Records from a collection
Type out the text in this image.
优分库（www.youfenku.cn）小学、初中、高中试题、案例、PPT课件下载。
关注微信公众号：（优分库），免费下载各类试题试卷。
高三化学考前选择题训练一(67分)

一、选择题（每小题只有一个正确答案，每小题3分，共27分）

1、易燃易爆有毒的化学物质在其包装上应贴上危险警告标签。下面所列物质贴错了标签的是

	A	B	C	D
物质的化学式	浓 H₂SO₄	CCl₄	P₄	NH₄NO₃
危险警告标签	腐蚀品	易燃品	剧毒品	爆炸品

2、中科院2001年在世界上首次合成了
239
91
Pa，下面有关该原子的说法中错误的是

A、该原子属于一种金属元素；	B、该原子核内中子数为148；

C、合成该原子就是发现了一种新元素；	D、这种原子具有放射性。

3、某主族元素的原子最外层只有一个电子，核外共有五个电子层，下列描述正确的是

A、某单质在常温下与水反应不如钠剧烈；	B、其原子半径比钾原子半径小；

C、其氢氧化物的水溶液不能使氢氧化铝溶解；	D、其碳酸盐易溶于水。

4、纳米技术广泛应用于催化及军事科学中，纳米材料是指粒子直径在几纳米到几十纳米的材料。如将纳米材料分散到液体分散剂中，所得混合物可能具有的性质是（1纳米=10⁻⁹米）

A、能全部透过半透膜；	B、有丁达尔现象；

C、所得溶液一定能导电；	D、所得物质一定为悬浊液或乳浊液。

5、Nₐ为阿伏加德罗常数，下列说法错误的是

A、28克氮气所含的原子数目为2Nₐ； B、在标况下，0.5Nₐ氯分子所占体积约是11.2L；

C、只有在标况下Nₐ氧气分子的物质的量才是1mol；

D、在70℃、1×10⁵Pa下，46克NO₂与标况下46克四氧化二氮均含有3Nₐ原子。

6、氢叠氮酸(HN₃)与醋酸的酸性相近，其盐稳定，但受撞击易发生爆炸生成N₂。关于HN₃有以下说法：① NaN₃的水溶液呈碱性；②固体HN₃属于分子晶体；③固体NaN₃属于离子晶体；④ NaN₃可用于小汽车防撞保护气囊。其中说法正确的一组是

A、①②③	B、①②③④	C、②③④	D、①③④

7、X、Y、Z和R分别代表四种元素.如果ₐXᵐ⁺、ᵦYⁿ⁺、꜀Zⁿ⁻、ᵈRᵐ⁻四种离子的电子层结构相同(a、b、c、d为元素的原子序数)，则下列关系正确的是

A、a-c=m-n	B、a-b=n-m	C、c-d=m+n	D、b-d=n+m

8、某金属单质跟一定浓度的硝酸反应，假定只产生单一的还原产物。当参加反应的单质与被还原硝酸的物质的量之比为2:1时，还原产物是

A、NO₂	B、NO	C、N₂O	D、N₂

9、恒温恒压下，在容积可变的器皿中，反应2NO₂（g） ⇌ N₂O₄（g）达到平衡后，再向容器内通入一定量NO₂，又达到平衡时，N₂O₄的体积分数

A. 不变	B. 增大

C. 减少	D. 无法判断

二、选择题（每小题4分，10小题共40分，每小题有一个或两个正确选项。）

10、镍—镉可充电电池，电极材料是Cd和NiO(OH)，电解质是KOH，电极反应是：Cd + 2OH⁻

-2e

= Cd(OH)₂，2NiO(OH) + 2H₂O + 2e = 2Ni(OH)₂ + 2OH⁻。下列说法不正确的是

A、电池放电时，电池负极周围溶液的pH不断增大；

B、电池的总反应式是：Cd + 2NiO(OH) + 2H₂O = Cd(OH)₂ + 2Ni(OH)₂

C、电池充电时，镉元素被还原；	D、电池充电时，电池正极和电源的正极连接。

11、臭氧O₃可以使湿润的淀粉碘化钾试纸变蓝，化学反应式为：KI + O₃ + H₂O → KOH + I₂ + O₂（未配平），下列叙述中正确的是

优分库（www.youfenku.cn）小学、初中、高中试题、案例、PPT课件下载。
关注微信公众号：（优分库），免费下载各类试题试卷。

▶ [WHAT TO PRODUCE] Repeat the records exactly, including every line.

▶ [THE OUTPUT]
Type out the text in this image.
优分库（www.youfenku.cn）小学、初中、高中试题、案例、PPT课件下载。
关注微信公众号：（优分库），免费下载各类试题试卷。
高三化学考前选择题训练一(67分)

一、选择题（每小题只有一个正确答案，每小题3分，共27分）

1、易燃易爆有毒的化学物质在其包装上应贴上危险警告标签。下面所列物质贴错了标签的是

	A	B	C	D
物质的化学式	浓 H₂SO₄	CCl₄	P₄	NH₄NO₃
危险警告标签	腐蚀品	易燃品	剧毒品	爆炸品

2、中科院2001年在世界上首次合成了
239
91
Pa，下面有关该原子的说法中错误的是

A、该原子属于一种金属元素；	B、该原子核内中子数为148；

C、合成该原子就是发现了一种新元素；	D、这种原子具有放射性。

3、某主族元素的原子最外层只有一个电子，核外共有五个电子层，下列描述正确的是

A、某单质在常温下与水反应不如钠剧烈；	B、其原子半径比钾原子半径小；

C、其氢氧化物的水溶液不能使氢氧化铝溶解；	D、其碳酸盐易溶于水。

4、纳米技术广泛应用于催化及军事科学中，纳米材料是指粒子直径在几纳米到几十纳米的材料。如将纳米材料分散到液体分散剂中，所得混合物可能具有的性质是（1纳米=10⁻⁹米）

A、能全部透过半透膜；	B、有丁达尔现象；

C、所得溶液一定能导电；	D、所得物质一定为悬浊液或乳浊液。

5、Nₐ为阿伏加德罗常数，下列说法错误的是

A、28克氮气所含的原子数目为2Nₐ； B、在标况下，0.5Nₐ氯分子所占体积约是11.2L；

C、只有在标况下Nₐ氧气分子的物质的量才是1mol；

D、在70℃、1×10⁵Pa下，46克NO₂与标况下46克四氧化二氮均含有3Nₐ原子。

6、氢叠氮酸(HN₃)与醋酸的酸性相近，其盐稳定，但受撞击易发生爆炸生成N₂。关于HN₃有以下说法：① NaN₃的水溶液呈碱性；②固体HN₃属于分子晶体；③固体NaN₃属于离子晶体；④ NaN₃可用于小汽车防撞保护气囊。其中说法正确的一组是

A、①②③	B、①②③④	C、②③④	D、①③④

7、X、Y、Z和R分别代表四种元素.如果ₐXᵐ⁺、ᵦYⁿ⁺、꜀Zⁿ⁻、ᵈRᵐ⁻四种离子的电子层结构相同(a、b、c、d为元素的原子序数)，则下列关系正确的是

A、a-c=m-n	B、a-b=n-m	C、c-d=m+n	D、b-d=n+m

8、某金属单质跟一定浓度的硝酸反应，假定只产生单一的还原产物。当参加反应的单质与被还原硝酸的物质的量之比为2:1时，还原产物是

A、NO₂	B、NO	C、N₂O	D、N₂

9、恒温恒压下，在容积可变的器皿中，反应2NO₂（g） ⇌ N₂O₄（g）达到平衡后，再向容器内通入一定量NO₂，又达到平衡时，N₂O₄的体积分数

A. 不变	B. 增大

C. 减少	D. 无法判断

二、选择题（每小题4分，10小题共40分，每小题有一个或两个正确选项。）

10、镍—镉可充电电池，电极材料是Cd和NiO(OH)，电解质是KOH，电极反应是：Cd + 2OH⁻

-2e

= Cd(OH)₂，2NiO(OH) + 2H₂O + 2e = 2Ni(OH)₂ + 2OH⁻。下列说法不正确的是

A、电池放电时，电池负极周围溶液的pH不断增大；

B、电池的总反应式是：Cd + 2NiO(OH) + 2H₂O = Cd(OH)₂ + 2Ni(OH)₂

C、电池充电时，镉元素被还原；	D、电池充电时，电池正极和电源的正极连接。

11、臭氧O₃可以使湿润的淀粉碘化钾试纸变蓝，化学反应式为：KI + O₃ + H₂O → KOH + I₂ + O₂（未配平），下列叙述中正确的是

优分库（www.youfenku.cn）小学、初中、高中试题、案例、PPT课件下载。
关注微信公众号：（优分库），免费下载各类试题试卷。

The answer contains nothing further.